Task goal.
The entries below should be transcribed in their entirety, exactly as written.

## begin Excerpted data

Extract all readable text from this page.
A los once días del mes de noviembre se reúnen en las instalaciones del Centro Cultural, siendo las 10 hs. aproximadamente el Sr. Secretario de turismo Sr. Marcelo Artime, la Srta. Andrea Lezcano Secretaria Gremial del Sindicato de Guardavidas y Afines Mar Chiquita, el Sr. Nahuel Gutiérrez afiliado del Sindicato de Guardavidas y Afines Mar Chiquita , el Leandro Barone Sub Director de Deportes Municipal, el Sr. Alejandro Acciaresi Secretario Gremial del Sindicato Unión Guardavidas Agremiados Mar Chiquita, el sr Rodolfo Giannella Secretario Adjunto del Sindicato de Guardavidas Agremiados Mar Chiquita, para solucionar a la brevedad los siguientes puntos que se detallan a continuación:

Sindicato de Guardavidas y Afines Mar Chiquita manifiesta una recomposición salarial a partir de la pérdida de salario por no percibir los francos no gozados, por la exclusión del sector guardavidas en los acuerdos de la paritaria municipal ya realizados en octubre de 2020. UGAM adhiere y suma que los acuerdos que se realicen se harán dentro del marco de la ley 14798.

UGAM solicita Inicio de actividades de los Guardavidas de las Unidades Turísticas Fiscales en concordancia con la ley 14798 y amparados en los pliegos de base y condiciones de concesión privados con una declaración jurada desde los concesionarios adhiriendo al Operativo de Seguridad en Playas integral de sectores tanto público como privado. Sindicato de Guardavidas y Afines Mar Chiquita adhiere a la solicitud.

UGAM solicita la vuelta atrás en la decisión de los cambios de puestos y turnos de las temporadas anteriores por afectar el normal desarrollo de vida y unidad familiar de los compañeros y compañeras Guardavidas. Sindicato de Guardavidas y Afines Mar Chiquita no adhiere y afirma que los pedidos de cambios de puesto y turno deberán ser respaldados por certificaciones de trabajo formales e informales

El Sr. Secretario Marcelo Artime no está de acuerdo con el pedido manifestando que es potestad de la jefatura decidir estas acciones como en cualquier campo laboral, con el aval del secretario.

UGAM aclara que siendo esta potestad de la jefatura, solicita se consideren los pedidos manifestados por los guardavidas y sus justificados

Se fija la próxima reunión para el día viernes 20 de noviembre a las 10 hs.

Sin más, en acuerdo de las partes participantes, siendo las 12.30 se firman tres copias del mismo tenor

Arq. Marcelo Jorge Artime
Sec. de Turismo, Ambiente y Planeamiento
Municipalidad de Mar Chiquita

## end Excerpted data

Exercise output.
Extract all readable text from this page.
A los once días del mes de noviembre se reúnen en las instalaciones del Centro Cultural, siendo las 10 hs. aproximadamente el Sr. Secretario de turismo Sr. Marcelo Artime, la Srta. Andrea Lezcano Secretaria Gremial del Sindicato de Guardavidas y Afines Mar Chiquita, el Sr. Nahuel Gutiérrez afiliado del Sindicato de Guardavidas y Afines Mar Chiquita , el Leandro Barone Sub Director de Deportes Municipal, el Sr. Alejandro Acciaresi Secretario Gremial del Sindicato Unión Guardavidas Agremiados Mar Chiquita, el sr Rodolfo Giannella Secretario Adjunto del Sindicato de Guardavidas Agremiados Mar Chiquita, para solucionar a la brevedad los siguientes puntos que se detallan a continuación:

Sindicato de Guardavidas y Afines Mar Chiquita manifiesta una recomposición salarial a partir de la pérdida de salario por no percibir los francos no gozados, por la exclusión del sector guardavidas en los acuerdos de la paritaria municipal ya realizados en octubre de 2020. UGAM adhiere y suma que los acuerdos que se realicen se harán dentro del marco de la ley 14798.

UGAM solicita Inicio de actividades de los Guardavidas de las Unidades Turísticas Fiscales en concordancia con la ley 14798 y amparados en los pliegos de base y condiciones de concesión privados con una declaración jurada desde los concesionarios adhiriendo al Operativo de Seguridad en Playas integral de sectores tanto público como privado. Sindicato de Guardavidas y Afines Mar Chiquita adhiere a la solicitud.

UGAM solicita la vuelta atrás en la decisión de los cambios de puestos y turnos de las temporadas anteriores por afectar el normal desarrollo de vida y unidad familiar de los compañeros y compañeras Guardavidas. Sindicato de Guardavidas y Afines Mar Chiquita no adhiere y afirma que los pedidos de cambios de puesto y turno deberán ser respaldados por certificaciones de trabajo formales e informales

El Sr. Secretario Marcelo Artime no está de acuerdo con el pedido manifestando que es potestad de la jefatura decidir estas acciones como en cualquier campo laboral, con el aval del secretario.

UGAM aclara que siendo esta potestad de la jefatura, solicita se consideren los pedidos manifestados por los guardavidas y sus justificados

Se fija la próxima reunión para el día viernes 20 de noviembre a las 10 hs.

Sin más, en acuerdo de las partes participantes, siendo las 12.30 se firman tres copias del mismo tenor

Arq. Marcelo Jorge Artime
Sec. de Turismo, Ambiente y Planeamiento
Municipalidad de Mar Chiquita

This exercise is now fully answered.